§ Work required:
State how many lines in the records hold the word "TÁMOP", giving the number and no other text.

[BEGIN Records shown]

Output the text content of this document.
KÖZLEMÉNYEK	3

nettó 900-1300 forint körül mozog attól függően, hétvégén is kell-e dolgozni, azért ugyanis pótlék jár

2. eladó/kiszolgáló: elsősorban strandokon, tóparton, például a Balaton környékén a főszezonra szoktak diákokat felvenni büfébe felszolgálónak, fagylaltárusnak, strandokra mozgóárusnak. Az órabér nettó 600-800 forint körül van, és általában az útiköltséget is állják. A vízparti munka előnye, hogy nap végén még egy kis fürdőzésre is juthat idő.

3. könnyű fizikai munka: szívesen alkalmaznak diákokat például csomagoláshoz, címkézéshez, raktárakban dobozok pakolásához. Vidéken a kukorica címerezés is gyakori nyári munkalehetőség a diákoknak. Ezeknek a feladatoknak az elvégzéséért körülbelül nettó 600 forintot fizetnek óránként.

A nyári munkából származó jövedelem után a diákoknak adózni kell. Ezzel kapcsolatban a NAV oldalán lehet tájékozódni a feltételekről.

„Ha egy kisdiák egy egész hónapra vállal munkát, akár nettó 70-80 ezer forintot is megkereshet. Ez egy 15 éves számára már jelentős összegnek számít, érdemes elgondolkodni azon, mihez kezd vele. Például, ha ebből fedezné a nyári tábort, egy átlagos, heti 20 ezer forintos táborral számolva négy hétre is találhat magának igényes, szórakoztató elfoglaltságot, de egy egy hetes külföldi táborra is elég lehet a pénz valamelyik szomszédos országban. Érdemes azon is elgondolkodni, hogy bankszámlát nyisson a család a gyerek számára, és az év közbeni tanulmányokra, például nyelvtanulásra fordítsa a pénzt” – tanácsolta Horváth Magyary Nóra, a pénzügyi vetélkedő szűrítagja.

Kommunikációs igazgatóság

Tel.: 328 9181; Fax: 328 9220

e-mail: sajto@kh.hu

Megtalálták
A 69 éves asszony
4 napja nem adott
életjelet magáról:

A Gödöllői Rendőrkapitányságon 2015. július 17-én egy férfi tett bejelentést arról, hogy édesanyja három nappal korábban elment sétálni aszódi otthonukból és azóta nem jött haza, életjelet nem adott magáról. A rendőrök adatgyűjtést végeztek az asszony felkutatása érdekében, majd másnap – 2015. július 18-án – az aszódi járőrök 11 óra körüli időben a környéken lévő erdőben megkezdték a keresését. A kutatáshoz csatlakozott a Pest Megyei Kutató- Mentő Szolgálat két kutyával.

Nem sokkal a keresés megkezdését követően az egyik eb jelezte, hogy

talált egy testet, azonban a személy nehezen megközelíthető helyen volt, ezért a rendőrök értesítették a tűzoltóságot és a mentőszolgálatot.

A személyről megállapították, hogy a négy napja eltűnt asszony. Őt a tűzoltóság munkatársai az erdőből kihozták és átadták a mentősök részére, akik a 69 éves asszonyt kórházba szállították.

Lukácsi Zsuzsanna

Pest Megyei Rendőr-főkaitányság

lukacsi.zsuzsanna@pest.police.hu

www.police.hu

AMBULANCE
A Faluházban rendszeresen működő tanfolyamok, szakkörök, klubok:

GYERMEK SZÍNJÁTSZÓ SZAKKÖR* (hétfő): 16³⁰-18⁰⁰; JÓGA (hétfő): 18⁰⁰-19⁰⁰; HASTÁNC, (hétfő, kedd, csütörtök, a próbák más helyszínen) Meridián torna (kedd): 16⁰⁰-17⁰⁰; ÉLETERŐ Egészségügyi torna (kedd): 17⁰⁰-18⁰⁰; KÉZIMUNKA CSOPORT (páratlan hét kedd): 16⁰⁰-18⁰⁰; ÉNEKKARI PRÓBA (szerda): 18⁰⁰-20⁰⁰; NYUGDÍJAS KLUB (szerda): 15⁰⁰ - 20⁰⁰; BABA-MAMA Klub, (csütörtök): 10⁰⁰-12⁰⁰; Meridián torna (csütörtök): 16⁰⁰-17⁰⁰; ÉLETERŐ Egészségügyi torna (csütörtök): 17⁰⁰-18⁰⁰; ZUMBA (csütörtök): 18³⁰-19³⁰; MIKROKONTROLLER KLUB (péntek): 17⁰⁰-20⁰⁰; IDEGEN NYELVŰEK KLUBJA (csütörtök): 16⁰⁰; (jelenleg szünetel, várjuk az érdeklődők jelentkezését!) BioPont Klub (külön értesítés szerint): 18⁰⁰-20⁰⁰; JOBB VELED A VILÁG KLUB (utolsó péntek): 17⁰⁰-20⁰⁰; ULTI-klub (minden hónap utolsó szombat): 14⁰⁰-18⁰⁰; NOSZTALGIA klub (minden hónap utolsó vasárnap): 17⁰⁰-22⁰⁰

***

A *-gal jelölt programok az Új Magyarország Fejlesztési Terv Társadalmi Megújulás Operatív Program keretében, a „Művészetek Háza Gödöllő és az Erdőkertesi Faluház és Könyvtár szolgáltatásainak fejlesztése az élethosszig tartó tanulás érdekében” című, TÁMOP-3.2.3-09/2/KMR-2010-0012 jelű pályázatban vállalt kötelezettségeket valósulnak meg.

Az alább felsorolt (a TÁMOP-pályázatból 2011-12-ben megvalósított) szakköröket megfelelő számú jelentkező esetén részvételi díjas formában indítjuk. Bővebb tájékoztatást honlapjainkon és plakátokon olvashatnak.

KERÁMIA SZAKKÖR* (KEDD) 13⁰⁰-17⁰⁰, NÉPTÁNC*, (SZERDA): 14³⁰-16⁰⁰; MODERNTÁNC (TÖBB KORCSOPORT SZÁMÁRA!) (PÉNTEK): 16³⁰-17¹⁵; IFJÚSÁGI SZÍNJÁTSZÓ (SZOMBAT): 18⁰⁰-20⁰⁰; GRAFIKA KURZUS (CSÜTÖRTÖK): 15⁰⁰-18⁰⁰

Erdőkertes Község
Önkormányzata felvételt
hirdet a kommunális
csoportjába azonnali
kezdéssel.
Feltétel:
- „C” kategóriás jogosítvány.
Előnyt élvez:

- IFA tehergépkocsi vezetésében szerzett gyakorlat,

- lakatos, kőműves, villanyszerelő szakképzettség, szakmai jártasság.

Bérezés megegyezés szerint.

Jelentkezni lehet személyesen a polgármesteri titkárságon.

[END Records shown]

§ Exercise answer:
2